§ **WORK REQUIRED**
Quote the whole listing word for word, please.

[A block of data]
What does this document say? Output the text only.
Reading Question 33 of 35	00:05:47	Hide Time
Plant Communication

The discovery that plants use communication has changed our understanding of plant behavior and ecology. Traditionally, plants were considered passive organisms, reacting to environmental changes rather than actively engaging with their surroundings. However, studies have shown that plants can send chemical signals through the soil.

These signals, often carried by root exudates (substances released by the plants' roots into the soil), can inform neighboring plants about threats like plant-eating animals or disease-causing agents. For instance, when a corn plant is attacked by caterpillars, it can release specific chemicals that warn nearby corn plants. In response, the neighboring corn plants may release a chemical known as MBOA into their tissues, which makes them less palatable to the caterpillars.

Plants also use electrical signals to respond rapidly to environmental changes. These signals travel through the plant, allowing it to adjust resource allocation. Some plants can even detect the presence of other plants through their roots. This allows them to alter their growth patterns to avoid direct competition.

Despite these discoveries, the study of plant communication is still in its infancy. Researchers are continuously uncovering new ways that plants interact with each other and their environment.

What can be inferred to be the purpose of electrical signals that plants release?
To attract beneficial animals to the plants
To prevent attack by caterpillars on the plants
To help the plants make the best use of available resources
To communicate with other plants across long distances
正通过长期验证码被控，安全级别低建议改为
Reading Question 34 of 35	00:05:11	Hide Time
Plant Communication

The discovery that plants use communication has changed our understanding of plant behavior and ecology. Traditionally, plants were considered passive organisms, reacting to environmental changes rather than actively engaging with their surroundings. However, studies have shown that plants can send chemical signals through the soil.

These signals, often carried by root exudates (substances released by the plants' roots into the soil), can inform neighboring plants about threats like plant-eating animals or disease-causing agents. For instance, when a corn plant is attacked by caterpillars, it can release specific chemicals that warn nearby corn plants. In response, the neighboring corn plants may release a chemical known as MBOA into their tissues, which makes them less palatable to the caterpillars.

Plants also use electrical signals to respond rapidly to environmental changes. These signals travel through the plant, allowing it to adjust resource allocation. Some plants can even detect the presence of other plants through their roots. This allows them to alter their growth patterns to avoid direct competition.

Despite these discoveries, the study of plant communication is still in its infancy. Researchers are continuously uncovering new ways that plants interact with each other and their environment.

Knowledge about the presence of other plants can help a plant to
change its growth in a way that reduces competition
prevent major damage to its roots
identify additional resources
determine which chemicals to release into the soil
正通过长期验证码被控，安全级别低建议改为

§ **ANSWER TO THE PROBLEM**
What does this document say? Output the text only.
Reading Question 33 of 35	00:05:47	Hide Time
Plant Communication

The discovery that plants use communication has changed our understanding of plant behavior and ecology. Traditionally, plants were considered passive organisms, reacting to environmental changes rather than actively engaging with their surroundings. However, studies have shown that plants can send chemical signals through the soil.

These signals, often carried by root exudates (substances released by the plants' roots into the soil), can inform neighboring plants about threats like plant-eating animals or disease-causing agents. For instance, when a corn plant is attacked by caterpillars, it can release specific chemicals that warn nearby corn plants. In response, the neighboring corn plants may release a chemical known as MBOA into their tissues, which makes them less palatable to the caterpillars.

Plants also use electrical signals to respond rapidly to environmental changes. These signals travel through the plant, allowing it to adjust resource allocation. Some plants can even detect the presence of other plants through their roots. This allows them to alter their growth patterns to avoid direct competition.

Despite these discoveries, the study of plant communication is still in its infancy. Researchers are continuously uncovering new ways that plants interact with each other and their environment.

What can be inferred to be the purpose of electrical signals that plants release?
To attract beneficial animals to the plants
To prevent attack by caterpillars on the plants
To help the plants make the best use of available resources
To communicate with other plants across long distances
正通过长期验证码被控，安全级别低建议改为
Reading Question 34 of 35	00:05:11	Hide Time
Plant Communication

The discovery that plants use communication has changed our understanding of plant behavior and ecology. Traditionally, plants were considered passive organisms, reacting to environmental changes rather than actively engaging with their surroundings. However, studies have shown that plants can send chemical signals through the soil.

These signals, often carried by root exudates (substances released by the plants' roots into the soil), can inform neighboring plants about threats like plant-eating animals or disease-causing agents. For instance, when a corn plant is attacked by caterpillars, it can release specific chemicals that warn nearby corn plants. In response, the neighboring corn plants may release a chemical known as MBOA into their tissues, which makes them less palatable to the caterpillars.

Plants also use electrical signals to respond rapidly to environmental changes. These signals travel through the plant, allowing it to adjust resource allocation. Some plants can even detect the presence of other plants through their roots. This allows them to alter their growth patterns to avoid direct competition.

Despite these discoveries, the study of plant communication is still in its infancy. Researchers are continuously uncovering new ways that plants interact with each other and their environment.

Knowledge about the presence of other plants can help a plant to
change its growth in a way that reduces competition
prevent major damage to its roots
identify additional resources
determine which chemicals to release into the soil
正通过长期验证码被控，安全级别低建议改为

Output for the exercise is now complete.